***** DATA LINES *****

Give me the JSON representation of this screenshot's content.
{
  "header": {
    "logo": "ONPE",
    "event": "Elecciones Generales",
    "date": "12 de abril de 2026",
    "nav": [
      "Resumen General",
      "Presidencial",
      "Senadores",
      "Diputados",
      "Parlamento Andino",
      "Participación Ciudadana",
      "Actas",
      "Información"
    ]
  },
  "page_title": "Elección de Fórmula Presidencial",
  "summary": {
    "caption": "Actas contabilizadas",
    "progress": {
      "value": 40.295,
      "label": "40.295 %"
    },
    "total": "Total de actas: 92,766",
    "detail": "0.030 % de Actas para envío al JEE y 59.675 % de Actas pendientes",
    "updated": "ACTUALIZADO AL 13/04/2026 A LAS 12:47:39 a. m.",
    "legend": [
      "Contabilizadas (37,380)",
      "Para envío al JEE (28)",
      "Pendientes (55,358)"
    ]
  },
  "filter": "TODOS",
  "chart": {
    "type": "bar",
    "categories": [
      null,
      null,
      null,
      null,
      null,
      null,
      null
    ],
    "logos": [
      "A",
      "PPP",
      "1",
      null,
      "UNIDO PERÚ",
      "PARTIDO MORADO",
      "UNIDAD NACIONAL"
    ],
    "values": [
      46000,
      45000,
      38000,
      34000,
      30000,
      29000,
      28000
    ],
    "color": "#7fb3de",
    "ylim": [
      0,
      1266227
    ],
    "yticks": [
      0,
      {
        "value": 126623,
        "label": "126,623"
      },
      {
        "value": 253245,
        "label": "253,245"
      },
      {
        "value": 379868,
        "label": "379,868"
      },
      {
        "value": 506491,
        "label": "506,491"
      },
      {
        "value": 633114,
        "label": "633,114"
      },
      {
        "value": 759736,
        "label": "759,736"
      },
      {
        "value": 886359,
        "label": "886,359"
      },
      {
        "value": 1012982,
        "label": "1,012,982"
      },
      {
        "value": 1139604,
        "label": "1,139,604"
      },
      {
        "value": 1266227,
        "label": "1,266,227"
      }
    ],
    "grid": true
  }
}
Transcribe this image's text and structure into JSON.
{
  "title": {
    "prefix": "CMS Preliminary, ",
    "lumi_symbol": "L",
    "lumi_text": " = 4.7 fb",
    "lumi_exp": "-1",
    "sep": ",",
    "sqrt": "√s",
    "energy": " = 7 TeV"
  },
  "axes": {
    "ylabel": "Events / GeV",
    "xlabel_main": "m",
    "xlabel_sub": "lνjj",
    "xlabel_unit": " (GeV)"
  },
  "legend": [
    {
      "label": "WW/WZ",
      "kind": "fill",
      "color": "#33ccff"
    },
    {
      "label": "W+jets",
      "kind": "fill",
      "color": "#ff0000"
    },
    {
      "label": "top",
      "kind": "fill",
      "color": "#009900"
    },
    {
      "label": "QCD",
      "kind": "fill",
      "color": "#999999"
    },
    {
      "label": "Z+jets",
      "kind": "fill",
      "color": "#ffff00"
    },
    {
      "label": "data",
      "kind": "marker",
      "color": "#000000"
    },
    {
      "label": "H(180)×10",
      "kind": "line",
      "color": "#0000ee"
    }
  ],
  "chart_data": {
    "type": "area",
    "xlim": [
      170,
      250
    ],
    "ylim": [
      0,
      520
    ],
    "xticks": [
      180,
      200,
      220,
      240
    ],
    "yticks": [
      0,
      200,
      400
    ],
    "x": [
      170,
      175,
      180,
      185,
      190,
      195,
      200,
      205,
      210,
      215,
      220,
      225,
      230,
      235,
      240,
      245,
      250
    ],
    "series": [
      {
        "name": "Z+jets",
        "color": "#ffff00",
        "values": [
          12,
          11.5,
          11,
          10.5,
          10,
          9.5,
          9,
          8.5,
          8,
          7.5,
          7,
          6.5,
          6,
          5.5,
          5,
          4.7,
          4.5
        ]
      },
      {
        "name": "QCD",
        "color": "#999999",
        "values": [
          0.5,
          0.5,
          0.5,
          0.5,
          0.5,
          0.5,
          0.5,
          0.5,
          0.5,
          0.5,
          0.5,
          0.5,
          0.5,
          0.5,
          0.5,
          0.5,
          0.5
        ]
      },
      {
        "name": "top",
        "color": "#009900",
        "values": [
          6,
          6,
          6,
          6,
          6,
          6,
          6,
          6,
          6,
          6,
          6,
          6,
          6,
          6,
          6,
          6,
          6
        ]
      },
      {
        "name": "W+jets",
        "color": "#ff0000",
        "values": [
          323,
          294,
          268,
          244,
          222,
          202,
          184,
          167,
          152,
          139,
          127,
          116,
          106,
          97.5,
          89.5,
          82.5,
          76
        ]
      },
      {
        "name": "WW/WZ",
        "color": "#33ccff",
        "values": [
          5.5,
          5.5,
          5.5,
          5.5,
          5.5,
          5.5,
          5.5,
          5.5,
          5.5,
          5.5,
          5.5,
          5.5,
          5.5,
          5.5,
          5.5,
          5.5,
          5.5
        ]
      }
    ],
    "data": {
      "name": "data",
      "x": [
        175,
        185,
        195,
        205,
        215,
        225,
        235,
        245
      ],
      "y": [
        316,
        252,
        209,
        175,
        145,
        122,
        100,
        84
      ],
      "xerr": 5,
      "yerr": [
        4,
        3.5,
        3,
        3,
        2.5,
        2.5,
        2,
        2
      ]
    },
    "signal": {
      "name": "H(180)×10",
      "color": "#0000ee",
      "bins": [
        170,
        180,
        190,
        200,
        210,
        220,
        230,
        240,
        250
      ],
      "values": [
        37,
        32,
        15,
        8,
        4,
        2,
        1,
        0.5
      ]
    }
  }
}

*****

GOAL OF THE EXERCISE
Write an exact transcription of every entry above.

EXERCISE ANSWER
Give me the JSON representation of this screenshot's content.
{
  "header": {
    "logo": "ONPE",
    "event": "Elecciones Generales",
    "date": "12 de abril de 2026",
    "nav": [
      "Resumen General",
      "Presidencial",
      "Senadores",
      "Diputados",
      "Parlamento Andino",
      "Participación Ciudadana",
      "Actas",
      "Información"
    ]
  },
  "page_title": "Elección de Fórmula Presidencial",
  "summary": {
    "caption": "Actas contabilizadas",
    "progress": {
      "value": 40.295,
      "label": "40.295 %"
    },
    "total": "Total de actas: 92,766",
    "detail": "0.030 % de Actas para envío al JEE y 59.675 % de Actas pendientes",
    "updated": "ACTUALIZADO AL 13/04/2026 A LAS 12:47:39 a. m.",
    "legend": [
      "Contabilizadas (37,380)",
      "Para envío al JEE (28)",
      "Pendientes (55,358)"
    ]
  },
  "filter": "TODOS",
  "chart": {
    "type": "bar",
    "categories": [
      null,
      null,
      null,
      null,
      null,
      null,
      null
    ],
    "logos": [
      "A",
      "PPP",
      "1",
      null,
      "UNIDO PERÚ",
      "PARTIDO MORADO",
      "UNIDAD NACIONAL"
    ],
    "values": [
      46000,
      45000,
      38000,
      34000,
      30000,
      29000,
      28000
    ],
    "color": "#7fb3de",
    "ylim": [
      0,
      1266227
    ],
    "yticks": [
      0,
      {
        "value": 126623,
        "label": "126,623"
      },
      {
        "value": 253245,
        "label": "253,245"
      },
      {
        "value": 379868,
        "label": "379,868"
      },
      {
        "value": 506491,
        "label": "506,491"
      },
      {
        "value": 633114,
        "label": "633,114"
      },
      {
        "value": 759736,
        "label": "759,736"
      },
      {
        "value": 886359,
        "label": "886,359"
      },
      {
        "value": 1012982,
        "label": "1,012,982"
      },
      {
        "value": 1139604,
        "label": "1,139,604"
      },
      {
        "value": 1266227,
        "label": "1,266,227"
      }
    ],
    "grid": true
  }
}
Transcribe this image's text and structure into JSON.
{
  "title": {
    "prefix": "CMS Preliminary, ",
    "lumi_symbol": "L",
    "lumi_text": " = 4.7 fb",
    "lumi_exp": "-1",
    "sep": ",",
    "sqrt": "√s",
    "energy": " = 7 TeV"
  },
  "axes": {
    "ylabel": "Events / GeV",
    "xlabel_main": "m",
    "xlabel_sub": "lνjj",
    "xlabel_unit": " (GeV)"
  },
  "legend": [
    {
      "label": "WW/WZ",
      "kind": "fill",
      "color": "#33ccff"
    },
    {
      "label": "W+jets",
      "kind": "fill",
      "color": "#ff0000"
    },
    {
      "label": "top",
      "kind": "fill",
      "color": "#009900"
    },
    {
      "label": "QCD",
      "kind": "fill",
      "color": "#999999"
    },
    {
      "label": "Z+jets",
      "kind": "fill",
      "color": "#ffff00"
    },
    {
      "label": "data",
      "kind": "marker",
      "color": "#000000"
    },
    {
      "label": "H(180)×10",
      "kind": "line",
      "color": "#0000ee"
    }
  ],
  "chart_data": {
    "type": "area",
    "xlim": [
      170,
      250
    ],
    "ylim": [
      0,
      520
    ],
    "xticks": [
      180,
      200,
      220,
      240
    ],
    "yticks": [
      0,
      200,
      400
    ],
    "x": [
      170,
      175,
      180,
      185,
      190,
      195,
      200,
      205,
      210,
      215,
      220,
      225,
      230,
      235,
      240,
      245,
      250
    ],
    "series": [
      {
        "name": "Z+jets",
        "color": "#ffff00",
        "values": [
          12,
          11.5,
          11,
          10.5,
          10,
          9.5,
          9,
          8.5,
          8,
          7.5,
          7,
          6.5,
          6,
          5.5,
          5,
          4.7,
          4.5
        ]
      },
      {
        "name": "QCD",
        "color": "#999999",
        "values": [
          0.5,
          0.5,
          0.5,
          0.5,
          0.5,
          0.5,
          0.5,
          0.5,
          0.5,
          0.5,
          0.5,
          0.5,
          0.5,
          0.5,
          0.5,
          0.5,
          0.5
        ]
      },
      {
        "name": "top",
        "color": "#009900",
        "values": [
          6,
          6,
          6,
          6,
          6,
          6,
          6,
          6,
          6,
          6,
          6,
          6,
          6,
          6,
          6,
          6,
          6
        ]
      },
      {
        "name": "W+jets",
        "color": "#ff0000",
        "values": [
          323,
          294,
          268,
          244,
          222,
          202,
          184,
          167,
          152,
          139,
          127,
          116,
          106,
          97.5,
          89.5,
          82.5,
          76
        ]
      },
      {
        "name": "WW/WZ",
        "color": "#33ccff",
        "values": [
          5.5,
          5.5,
          5.5,
          5.5,
          5.5,
          5.5,
          5.5,
          5.5,
          5.5,
          5.5,
          5.5,
          5.5,
          5.5,
          5.5,
          5.5,
          5.5,
          5.5
        ]
      }
    ],
    "data": {
      "name": "data",
      "x": [
        175,
        185,
        195,
        205,
        215,
        225,
        235,
        245
      ],
      "y": [
        316,
        252,
        209,
        175,
        145,
        122,
        100,
        84
      ],
      "xerr": 5,
      "yerr": [
        4,
        3.5,
        3,
        3,
        2.5,
        2.5,
        2,
        2
      ]
    },
    "signal": {
      "name": "H(180)×10",
      "color": "#0000ee",
      "bins": [
        170,
        180,
        190,
        200,
        210,
        220,
        230,
        240,
        250
      ],
      "values": [
        37,
        32,
        15,
        8,
        4,
        2,
        1,
        0.5
      ]
    }
  }
}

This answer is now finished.